_What is expected_
Copy out each line exactly as it appears.

_Information supplied_
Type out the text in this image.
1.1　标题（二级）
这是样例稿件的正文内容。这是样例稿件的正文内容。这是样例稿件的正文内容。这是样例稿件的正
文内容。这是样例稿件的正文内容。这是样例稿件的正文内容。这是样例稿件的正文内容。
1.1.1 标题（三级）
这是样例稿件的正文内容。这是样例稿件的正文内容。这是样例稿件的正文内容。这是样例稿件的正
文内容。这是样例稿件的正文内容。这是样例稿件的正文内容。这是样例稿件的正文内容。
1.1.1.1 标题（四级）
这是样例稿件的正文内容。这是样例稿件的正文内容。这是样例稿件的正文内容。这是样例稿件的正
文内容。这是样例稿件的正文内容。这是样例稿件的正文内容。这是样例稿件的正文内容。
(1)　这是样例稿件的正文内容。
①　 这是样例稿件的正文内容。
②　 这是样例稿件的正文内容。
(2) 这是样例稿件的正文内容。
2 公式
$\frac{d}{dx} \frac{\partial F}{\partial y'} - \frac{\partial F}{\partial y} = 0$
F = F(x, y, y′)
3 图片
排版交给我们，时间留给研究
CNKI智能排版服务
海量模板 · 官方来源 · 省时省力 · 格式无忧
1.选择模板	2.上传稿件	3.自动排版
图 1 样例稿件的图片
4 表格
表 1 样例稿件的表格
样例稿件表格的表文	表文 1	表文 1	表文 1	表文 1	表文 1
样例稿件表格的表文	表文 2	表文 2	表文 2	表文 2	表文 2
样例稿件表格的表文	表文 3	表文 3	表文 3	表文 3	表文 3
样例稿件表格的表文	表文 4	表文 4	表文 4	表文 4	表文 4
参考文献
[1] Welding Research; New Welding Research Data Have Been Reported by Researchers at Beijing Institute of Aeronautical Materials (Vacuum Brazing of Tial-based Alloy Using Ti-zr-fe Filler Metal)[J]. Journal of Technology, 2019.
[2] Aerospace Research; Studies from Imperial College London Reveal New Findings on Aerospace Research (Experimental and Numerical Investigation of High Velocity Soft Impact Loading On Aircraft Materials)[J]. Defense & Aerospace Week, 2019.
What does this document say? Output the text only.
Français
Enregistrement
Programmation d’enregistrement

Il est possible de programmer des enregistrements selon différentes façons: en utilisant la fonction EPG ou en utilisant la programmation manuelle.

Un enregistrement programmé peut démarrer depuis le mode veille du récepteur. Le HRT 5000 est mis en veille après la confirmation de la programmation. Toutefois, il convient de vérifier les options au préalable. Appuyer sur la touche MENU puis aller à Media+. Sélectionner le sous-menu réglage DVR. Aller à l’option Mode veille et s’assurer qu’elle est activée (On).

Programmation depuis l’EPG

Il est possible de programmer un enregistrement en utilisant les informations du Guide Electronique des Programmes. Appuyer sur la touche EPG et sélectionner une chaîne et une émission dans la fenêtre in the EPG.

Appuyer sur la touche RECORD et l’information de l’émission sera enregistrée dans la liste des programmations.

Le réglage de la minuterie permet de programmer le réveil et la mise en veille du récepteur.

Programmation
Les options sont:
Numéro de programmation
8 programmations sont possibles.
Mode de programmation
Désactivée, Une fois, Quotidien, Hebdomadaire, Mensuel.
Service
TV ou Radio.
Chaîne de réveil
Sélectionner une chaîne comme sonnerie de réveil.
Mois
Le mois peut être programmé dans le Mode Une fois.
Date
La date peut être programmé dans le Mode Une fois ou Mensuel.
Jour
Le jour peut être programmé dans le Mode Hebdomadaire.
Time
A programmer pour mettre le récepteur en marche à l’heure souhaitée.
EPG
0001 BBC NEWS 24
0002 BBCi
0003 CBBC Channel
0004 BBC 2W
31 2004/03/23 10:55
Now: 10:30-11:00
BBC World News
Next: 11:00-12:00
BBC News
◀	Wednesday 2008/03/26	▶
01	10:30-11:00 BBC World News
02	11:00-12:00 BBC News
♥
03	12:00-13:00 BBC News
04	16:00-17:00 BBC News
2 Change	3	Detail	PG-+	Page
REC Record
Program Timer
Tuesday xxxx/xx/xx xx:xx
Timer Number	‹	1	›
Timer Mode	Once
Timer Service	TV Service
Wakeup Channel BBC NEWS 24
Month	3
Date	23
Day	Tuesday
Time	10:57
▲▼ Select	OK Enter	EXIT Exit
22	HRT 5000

_Result of the exercise_
Type out the text in this image.
1.1　标题（二级）
这是样例稿件的正文内容。这是样例稿件的正文内容。这是样例稿件的正文内容。这是样例稿件的正
文内容。这是样例稿件的正文内容。这是样例稿件的正文内容。这是样例稿件的正文内容。
1.1.1 标题（三级）
这是样例稿件的正文内容。这是样例稿件的正文内容。这是样例稿件的正文内容。这是样例稿件的正
文内容。这是样例稿件的正文内容。这是样例稿件的正文内容。这是样例稿件的正文内容。
1.1.1.1 标题（四级）
这是样例稿件的正文内容。这是样例稿件的正文内容。这是样例稿件的正文内容。这是样例稿件的正
文内容。这是样例稿件的正文内容。这是样例稿件的正文内容。这是样例稿件的正文内容。
(1)　这是样例稿件的正文内容。
①　 这是样例稿件的正文内容。
②　 这是样例稿件的正文内容。
(2) 这是样例稿件的正文内容。
2 公式
$\frac{d}{dx} \frac{\partial F}{\partial y'} - \frac{\partial F}{\partial y} = 0$
F = F(x, y, y′)
3 图片
排版交给我们，时间留给研究
CNKI智能排版服务
海量模板 · 官方来源 · 省时省力 · 格式无忧
1.选择模板	2.上传稿件	3.自动排版
图 1 样例稿件的图片
4 表格
表 1 样例稿件的表格
样例稿件表格的表文	表文 1	表文 1	表文 1	表文 1	表文 1
样例稿件表格的表文	表文 2	表文 2	表文 2	表文 2	表文 2
样例稿件表格的表文	表文 3	表文 3	表文 3	表文 3	表文 3
样例稿件表格的表文	表文 4	表文 4	表文 4	表文 4	表文 4
参考文献
[1] Welding Research; New Welding Research Data Have Been Reported by Researchers at Beijing Institute of Aeronautical Materials (Vacuum Brazing of Tial-based Alloy Using Ti-zr-fe Filler Metal)[J]. Journal of Technology, 2019.
[2] Aerospace Research; Studies from Imperial College London Reveal New Findings on Aerospace Research (Experimental and Numerical Investigation of High Velocity Soft Impact Loading On Aircraft Materials)[J]. Defense & Aerospace Week, 2019.
What does this document say? Output the text only.
Français
Enregistrement
Programmation d’enregistrement

Il est possible de programmer des enregistrements selon différentes façons: en utilisant la fonction EPG ou en utilisant la programmation manuelle.

Un enregistrement programmé peut démarrer depuis le mode veille du récepteur. Le HRT 5000 est mis en veille après la confirmation de la programmation. Toutefois, il convient de vérifier les options au préalable. Appuyer sur la touche MENU puis aller à Media+. Sélectionner le sous-menu réglage DVR. Aller à l’option Mode veille et s’assurer qu’elle est activée (On).

Programmation depuis l’EPG

Il est possible de programmer un enregistrement en utilisant les informations du Guide Electronique des Programmes. Appuyer sur la touche EPG et sélectionner une chaîne et une émission dans la fenêtre in the EPG.

Appuyer sur la touche RECORD et l’information de l’émission sera enregistrée dans la liste des programmations.

Le réglage de la minuterie permet de programmer le réveil et la mise en veille du récepteur.

Programmation
Les options sont:
Numéro de programmation
8 programmations sont possibles.
Mode de programmation
Désactivée, Une fois, Quotidien, Hebdomadaire, Mensuel.
Service
TV ou Radio.
Chaîne de réveil
Sélectionner une chaîne comme sonnerie de réveil.
Mois
Le mois peut être programmé dans le Mode Une fois.
Date
La date peut être programmé dans le Mode Une fois ou Mensuel.
Jour
Le jour peut être programmé dans le Mode Hebdomadaire.
Time
A programmer pour mettre le récepteur en marche à l’heure souhaitée.
EPG
0001 BBC NEWS 24
0002 BBCi
0003 CBBC Channel
0004 BBC 2W
31 2004/03/23 10:55
Now: 10:30-11:00
BBC World News
Next: 11:00-12:00
BBC News
◀	Wednesday 2008/03/26	▶
01	10:30-11:00 BBC World News
02	11:00-12:00 BBC News
♥
03	12:00-13:00 BBC News
04	16:00-17:00 BBC News
2 Change	3	Detail	PG-+	Page
REC Record
Program Timer
Tuesday xxxx/xx/xx xx:xx
Timer Number	‹	1	›
Timer Mode	Once
Timer Service	TV Service
Wakeup Channel BBC NEWS 24
Month	3
Date	23
Day	Tuesday
Time	10:57
▲▼ Select	OK Enter	EXIT Exit
22	HRT 5000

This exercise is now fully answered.